:: Record set

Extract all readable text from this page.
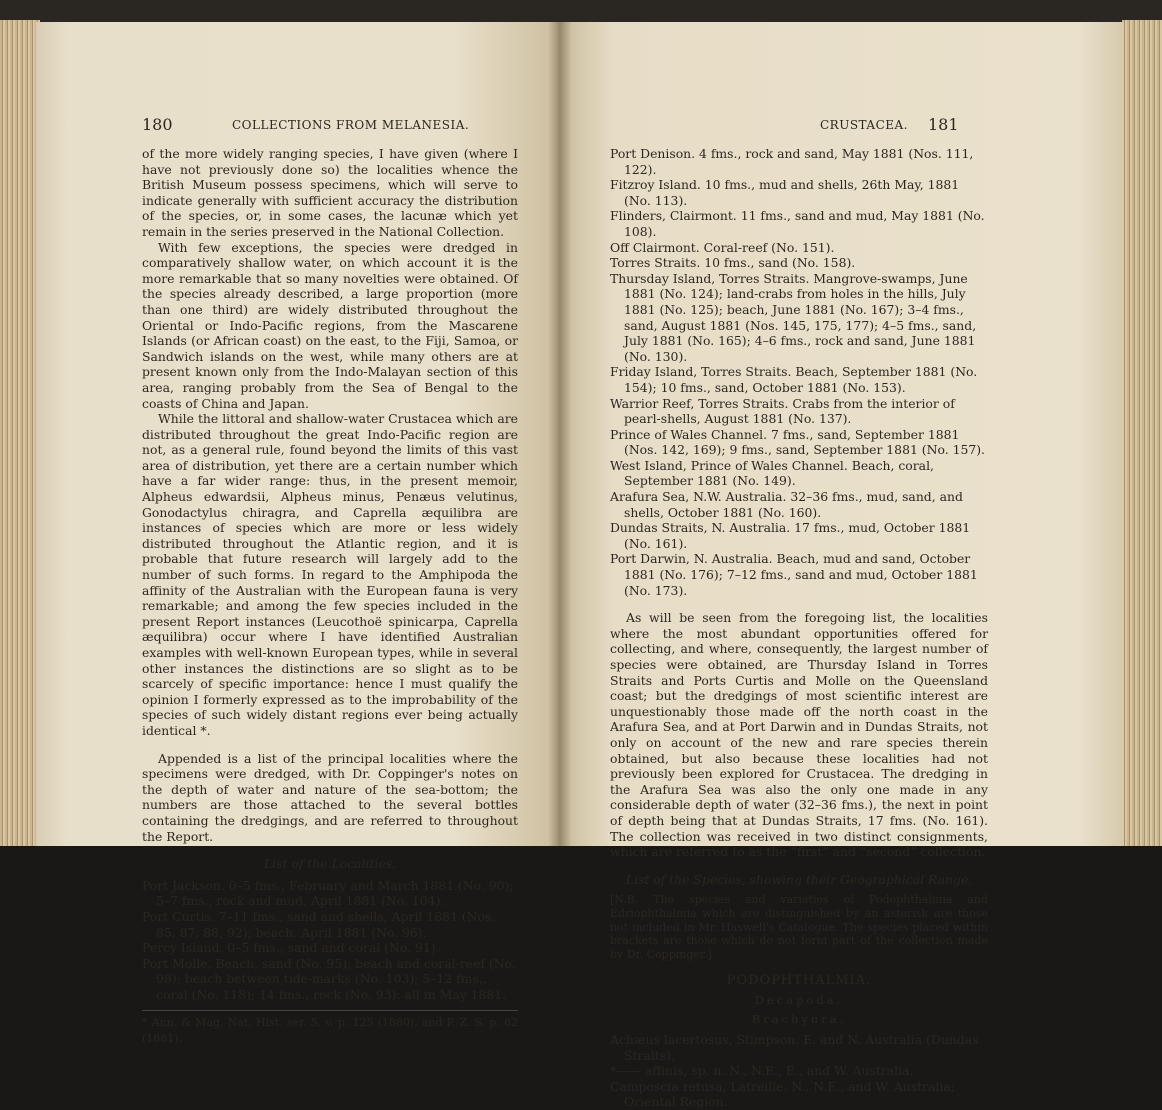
180	COLLECTIONS FROM MELANESIA.

of the more widely ranging species, I have given (where I have not previously done so) the localities whence the British Museum possess specimens, which will serve to indicate generally with sufficient accuracy the distribution of the species, or, in some cases, the lacunæ which yet remain in the series preserved in the National Collection.

With few exceptions, the species were dredged in comparatively shallow water, on which account it is the more remarkable that so many novelties were obtained. Of the species already described, a large proportion (more than one third) are widely distributed throughout the Oriental or Indo-Pacific regions, from the Mascarene Islands (or African coast) on the east, to the Fiji, Samoa, or Sandwich islands on the west, while many others are at present known only from the Indo-Malayan section of this area, ranging probably from the Sea of Bengal to the coasts of China and Japan.

While the littoral and shallow-water Crustacea which are distributed throughout the great Indo-Pacific region are not, as a general rule, found beyond the limits of this vast area of distribution, yet there are a certain number which have a far wider range: thus, in the present memoir, Alpheus edwardsii, Alpheus minus, Penæus velutinus, Gonodactylus chiragra, and Caprella æquilibra are instances of species which are more or less widely distributed throughout the Atlantic region, and it is probable that future research will largely add to the number of such forms. In regard to the Amphipoda the affinity of the Australian with the European fauna is very remarkable; and among the few species included in the present Report instances (Leucothoë spinicarpa, Caprella æquilibra) occur where I have identified Australian examples with well-known European types, while in several other instances the distinctions are so slight as to be scarcely of specific importance: hence I must qualify the opinion I formerly expressed as to the improbability of the species of such widely distant regions ever being actually identical *.

Appended is a list of the principal localities where the specimens were dredged, with Dr. Coppinger's notes on the depth of water and nature of the sea-bottom; the numbers are those attached to the several bottles containing the dredgings, and are referred to throughout the Report.

List of the Localities.

Port Jackson. 0–5 fms., February and March 1881 (No. 90); 5–7 fms., rock and mud, April 1881 (No. 104).

Port Curtis. 7–11 fms., sand and shells, April 1881 (Nos. 85, 87, 88, 92); beach, April 1881 (No. 96).

Percy Island. 0–5 fms., sand and coral (No. 91).

Port Molle. Beach, sand (No. 95); beach and coral-reef (No. 98); beach between tide-marks (No. 103); 5–12 fms., coral (No. 118); 14 fms., rock (No. 93): all in May 1881.

* Ann. & Mag. Nat. Hist. ser. 5, v. p. 125 (1880), and P. Z. S. p. 62 (1881).

CRUSTACEA. 181

Port Denison. 4 fms., rock and sand, May 1881 (Nos. 111, 122).

Fitzroy Island. 10 fms., mud and shells, 26th May, 1881 (No. 113).

Flinders, Clairmont. 11 fms., sand and mud, May 1881 (No. 108).

Off Clairmont. Coral-reef (No. 151).

Torres Straits. 10 fms., sand (No. 158).

Thursday Island, Torres Straits. Mangrove-swamps, June 1881 (No. 124); land-crabs from holes in the hills, July 1881 (No. 125); beach, June 1881 (No. 167); 3–4 fms., sand, August 1881 (Nos. 145, 175, 177); 4–5 fms., sand, July 1881 (No. 165); 4–6 fms., rock and sand, June 1881 (No. 130).

Friday Island, Torres Straits. Beach, September 1881 (No. 154); 10 fms., sand, October 1881 (No. 153).

Warrior Reef, Torres Straits. Crabs from the interior of pearl-shells, August 1881 (No. 137).

Prince of Wales Channel. 7 fms., sand, September 1881 (Nos. 142, 169); 9 fms., sand, September 1881 (No. 157).

West Island, Prince of Wales Channel. Beach, coral, September 1881 (No. 149).

Arafura Sea, N.W. Australia. 32–36 fms., mud, sand, and shells, October 1881 (No. 160).

Dundas Straits, N. Australia. 17 fms., mud, October 1881 (No. 161).

Port Darwin, N. Australia. Beach, mud and sand, October 1881 (No. 176); 7–12 fms., sand and mud, October 1881 (No. 173).

As will be seen from the foregoing list, the localities where the most abundant opportunities offered for collecting, and where, consequently, the largest number of species were obtained, are Thursday Island in Torres Straits and Ports Curtis and Molle on the Queensland coast; but the dredgings of most scientific interest are unquestionably those made off the north coast in the Arafura Sea, and at Port Darwin and in Dundas Straits, not only on account of the new and rare species therein obtained, but also because these localities had not previously been explored for Crustacea. The dredging in the Arafura Sea was also the only one made in any considerable depth of water (32–36 fms.), the next in point of depth being that at Dundas Straits, 17 fms. (No. 161). The collection was received in two distinct consignments, which are referred to as the “first” and “second” collection.

List of the Species, showing their Geographical Range.

[N.B. The species and varieties of Podophthalmia and Edriophthalmia which are distinguished by an asterisk are those not included in Mr. Haswell's Catalogue. The species placed within brackets are those which do not form part of the collection made by Dr. Coppinger.]

PODOPHTHALMIA.

Decapoda.

Brachyura.

Achæus lacertosus, Stimpson. E. and N. Australia (Dundas Straits).

*—— affinis, sp. n. N., N.E., E., and W. Australia.

Camposcia retusa, Latreille. N., N.E., and W. Australia; Oriental Region.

::::

| Stated exercise |
In the records above, how many lines hold the string "August"? Reply with only the number.

| Task result |
2